■ **Request**:
Exactly as written, print each record in the listing.

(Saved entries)
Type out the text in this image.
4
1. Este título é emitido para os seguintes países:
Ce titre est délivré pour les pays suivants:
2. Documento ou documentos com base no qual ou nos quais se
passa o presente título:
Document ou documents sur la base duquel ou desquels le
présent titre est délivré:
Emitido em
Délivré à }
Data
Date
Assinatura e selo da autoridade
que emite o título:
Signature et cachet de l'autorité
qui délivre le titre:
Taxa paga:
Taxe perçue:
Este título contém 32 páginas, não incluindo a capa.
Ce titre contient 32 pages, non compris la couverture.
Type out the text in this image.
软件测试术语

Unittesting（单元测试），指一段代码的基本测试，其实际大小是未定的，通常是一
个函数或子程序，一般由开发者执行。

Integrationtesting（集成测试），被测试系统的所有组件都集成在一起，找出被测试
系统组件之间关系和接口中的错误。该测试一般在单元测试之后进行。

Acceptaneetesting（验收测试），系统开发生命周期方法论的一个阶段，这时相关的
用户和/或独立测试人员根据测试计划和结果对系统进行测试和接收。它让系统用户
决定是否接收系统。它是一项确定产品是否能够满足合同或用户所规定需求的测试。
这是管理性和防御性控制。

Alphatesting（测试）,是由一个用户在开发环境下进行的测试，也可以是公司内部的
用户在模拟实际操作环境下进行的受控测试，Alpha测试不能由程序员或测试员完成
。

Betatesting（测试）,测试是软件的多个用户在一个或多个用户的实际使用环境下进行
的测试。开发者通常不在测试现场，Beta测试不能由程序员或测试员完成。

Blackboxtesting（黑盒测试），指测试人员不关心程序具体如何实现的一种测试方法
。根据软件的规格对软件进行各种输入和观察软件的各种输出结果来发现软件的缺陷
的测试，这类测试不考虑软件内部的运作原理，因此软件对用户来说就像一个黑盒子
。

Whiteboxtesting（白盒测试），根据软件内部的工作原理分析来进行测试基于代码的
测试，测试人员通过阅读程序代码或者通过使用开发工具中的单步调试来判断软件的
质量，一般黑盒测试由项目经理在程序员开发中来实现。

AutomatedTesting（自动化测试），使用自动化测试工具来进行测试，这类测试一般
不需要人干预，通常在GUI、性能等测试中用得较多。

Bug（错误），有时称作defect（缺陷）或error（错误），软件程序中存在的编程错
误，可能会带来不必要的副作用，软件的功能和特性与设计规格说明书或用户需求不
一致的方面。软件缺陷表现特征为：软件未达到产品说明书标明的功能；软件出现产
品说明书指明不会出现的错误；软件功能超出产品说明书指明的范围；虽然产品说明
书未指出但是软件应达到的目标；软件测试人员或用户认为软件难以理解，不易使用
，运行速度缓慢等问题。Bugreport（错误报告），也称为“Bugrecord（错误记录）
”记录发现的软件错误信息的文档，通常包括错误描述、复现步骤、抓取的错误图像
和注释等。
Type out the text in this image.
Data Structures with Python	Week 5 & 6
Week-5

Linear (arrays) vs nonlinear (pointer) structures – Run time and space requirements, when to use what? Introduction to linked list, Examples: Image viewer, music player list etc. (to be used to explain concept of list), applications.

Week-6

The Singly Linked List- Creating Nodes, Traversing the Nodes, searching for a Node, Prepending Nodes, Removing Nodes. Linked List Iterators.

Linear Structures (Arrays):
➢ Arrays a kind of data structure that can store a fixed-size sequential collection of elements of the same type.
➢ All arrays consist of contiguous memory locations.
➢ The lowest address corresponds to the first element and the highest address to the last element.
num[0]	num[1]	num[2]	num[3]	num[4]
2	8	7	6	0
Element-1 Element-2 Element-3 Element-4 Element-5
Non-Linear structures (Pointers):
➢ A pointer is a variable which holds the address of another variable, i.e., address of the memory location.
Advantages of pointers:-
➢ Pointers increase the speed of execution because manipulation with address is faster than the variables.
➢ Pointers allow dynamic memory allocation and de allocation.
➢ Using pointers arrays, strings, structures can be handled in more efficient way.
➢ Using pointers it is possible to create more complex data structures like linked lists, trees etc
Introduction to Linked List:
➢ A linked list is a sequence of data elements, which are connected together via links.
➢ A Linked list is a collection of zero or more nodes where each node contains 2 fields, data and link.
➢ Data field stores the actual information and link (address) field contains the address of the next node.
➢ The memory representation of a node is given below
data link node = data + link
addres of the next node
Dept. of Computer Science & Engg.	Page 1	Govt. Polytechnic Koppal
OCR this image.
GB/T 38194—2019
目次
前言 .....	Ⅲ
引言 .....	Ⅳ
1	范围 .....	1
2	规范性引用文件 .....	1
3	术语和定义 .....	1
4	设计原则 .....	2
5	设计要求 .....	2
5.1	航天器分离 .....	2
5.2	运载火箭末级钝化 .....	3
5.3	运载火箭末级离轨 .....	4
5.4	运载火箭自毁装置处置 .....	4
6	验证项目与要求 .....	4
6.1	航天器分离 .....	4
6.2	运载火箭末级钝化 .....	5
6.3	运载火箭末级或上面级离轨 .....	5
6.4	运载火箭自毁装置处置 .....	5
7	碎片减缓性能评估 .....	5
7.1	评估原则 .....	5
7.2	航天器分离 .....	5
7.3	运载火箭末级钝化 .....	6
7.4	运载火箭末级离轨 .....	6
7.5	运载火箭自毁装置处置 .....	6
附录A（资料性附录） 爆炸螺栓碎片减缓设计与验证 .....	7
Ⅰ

■ **Response to the exercise**:
Type out the text in this image.
4
1. Este título é emitido para os seguintes países:
Ce titre est délivré pour les pays suivants:
2. Documento ou documentos com base no qual ou nos quais se
passa o presente título:
Document ou documents sur la base duquel ou desquels le
présent titre est délivré:
Emitido em
Délivré à }
Data
Date
Assinatura e selo da autoridade
que emite o título:
Signature et cachet de l'autorité
qui délivre le titre:
Taxa paga:
Taxe perçue:
Este título contém 32 páginas, não incluindo a capa.
Ce titre contient 32 pages, non compris la couverture.
Type out the text in this image.
软件测试术语

Unittesting（单元测试），指一段代码的基本测试，其实际大小是未定的，通常是一
个函数或子程序，一般由开发者执行。

Integrationtesting（集成测试），被测试系统的所有组件都集成在一起，找出被测试
系统组件之间关系和接口中的错误。该测试一般在单元测试之后进行。

Acceptaneetesting（验收测试），系统开发生命周期方法论的一个阶段，这时相关的
用户和/或独立测试人员根据测试计划和结果对系统进行测试和接收。它让系统用户
决定是否接收系统。它是一项确定产品是否能够满足合同或用户所规定需求的测试。
这是管理性和防御性控制。

Alphatesting（测试）,是由一个用户在开发环境下进行的测试，也可以是公司内部的
用户在模拟实际操作环境下进行的受控测试，Alpha测试不能由程序员或测试员完成
。

Betatesting（测试）,测试是软件的多个用户在一个或多个用户的实际使用环境下进行
的测试。开发者通常不在测试现场，Beta测试不能由程序员或测试员完成。

Blackboxtesting（黑盒测试），指测试人员不关心程序具体如何实现的一种测试方法
。根据软件的规格对软件进行各种输入和观察软件的各种输出结果来发现软件的缺陷
的测试，这类测试不考虑软件内部的运作原理，因此软件对用户来说就像一个黑盒子
。

Whiteboxtesting（白盒测试），根据软件内部的工作原理分析来进行测试基于代码的
测试，测试人员通过阅读程序代码或者通过使用开发工具中的单步调试来判断软件的
质量，一般黑盒测试由项目经理在程序员开发中来实现。

AutomatedTesting（自动化测试），使用自动化测试工具来进行测试，这类测试一般
不需要人干预，通常在GUI、性能等测试中用得较多。

Bug（错误），有时称作defect（缺陷）或error（错误），软件程序中存在的编程错
误，可能会带来不必要的副作用，软件的功能和特性与设计规格说明书或用户需求不
一致的方面。软件缺陷表现特征为：软件未达到产品说明书标明的功能；软件出现产
品说明书指明不会出现的错误；软件功能超出产品说明书指明的范围；虽然产品说明
书未指出但是软件应达到的目标；软件测试人员或用户认为软件难以理解，不易使用
，运行速度缓慢等问题。Bugreport（错误报告），也称为“Bugrecord（错误记录）
”记录发现的软件错误信息的文档，通常包括错误描述、复现步骤、抓取的错误图像
和注释等。
Type out the text in this image.
Data Structures with Python	Week 5 & 6
Week-5

Linear (arrays) vs nonlinear (pointer) structures – Run time and space requirements, when to use what? Introduction to linked list, Examples: Image viewer, music player list etc. (to be used to explain concept of list), applications.

Week-6

The Singly Linked List- Creating Nodes, Traversing the Nodes, searching for a Node, Prepending Nodes, Removing Nodes. Linked List Iterators.

Linear Structures (Arrays):
➢ Arrays a kind of data structure that can store a fixed-size sequential collection of elements of the same type.
➢ All arrays consist of contiguous memory locations.
➢ The lowest address corresponds to the first element and the highest address to the last element.
num[0]	num[1]	num[2]	num[3]	num[4]
2	8	7	6	0
Element-1 Element-2 Element-3 Element-4 Element-5
Non-Linear structures (Pointers):
➢ A pointer is a variable which holds the address of another variable, i.e., address of the memory location.
Advantages of pointers:-
➢ Pointers increase the speed of execution because manipulation with address is faster than the variables.
➢ Pointers allow dynamic memory allocation and de allocation.
➢ Using pointers arrays, strings, structures can be handled in more efficient way.
➢ Using pointers it is possible to create more complex data structures like linked lists, trees etc
Introduction to Linked List:
➢ A linked list is a sequence of data elements, which are connected together via links.
➢ A Linked list is a collection of zero or more nodes where each node contains 2 fields, data and link.
➢ Data field stores the actual information and link (address) field contains the address of the next node.
➢ The memory representation of a node is given below
data link node = data + link
addres of the next node
Dept. of Computer Science & Engg.	Page 1	Govt. Polytechnic Koppal
OCR this image.
GB/T 38194—2019
目次
前言 .....	Ⅲ
引言 .....	Ⅳ
1	范围 .....	1
2	规范性引用文件 .....	1
3	术语和定义 .....	1
4	设计原则 .....	2
5	设计要求 .....	2
5.1	航天器分离 .....	2
5.2	运载火箭末级钝化 .....	3
5.3	运载火箭末级离轨 .....	4
5.4	运载火箭自毁装置处置 .....	4
6	验证项目与要求 .....	4
6.1	航天器分离 .....	4
6.2	运载火箭末级钝化 .....	5
6.3	运载火箭末级或上面级离轨 .....	5
6.4	运载火箭自毁装置处置 .....	5
7	碎片减缓性能评估 .....	5
7.1	评估原则 .....	5
7.2	航天器分离 .....	5
7.3	运载火箭末级钝化 .....	6
7.4	运载火箭末级离轨 .....	6
7.5	运载火箭自毁装置处置 .....	6
附录A（资料性附录） 爆炸螺栓碎片减缓设计与验证 .....	7
Ⅰ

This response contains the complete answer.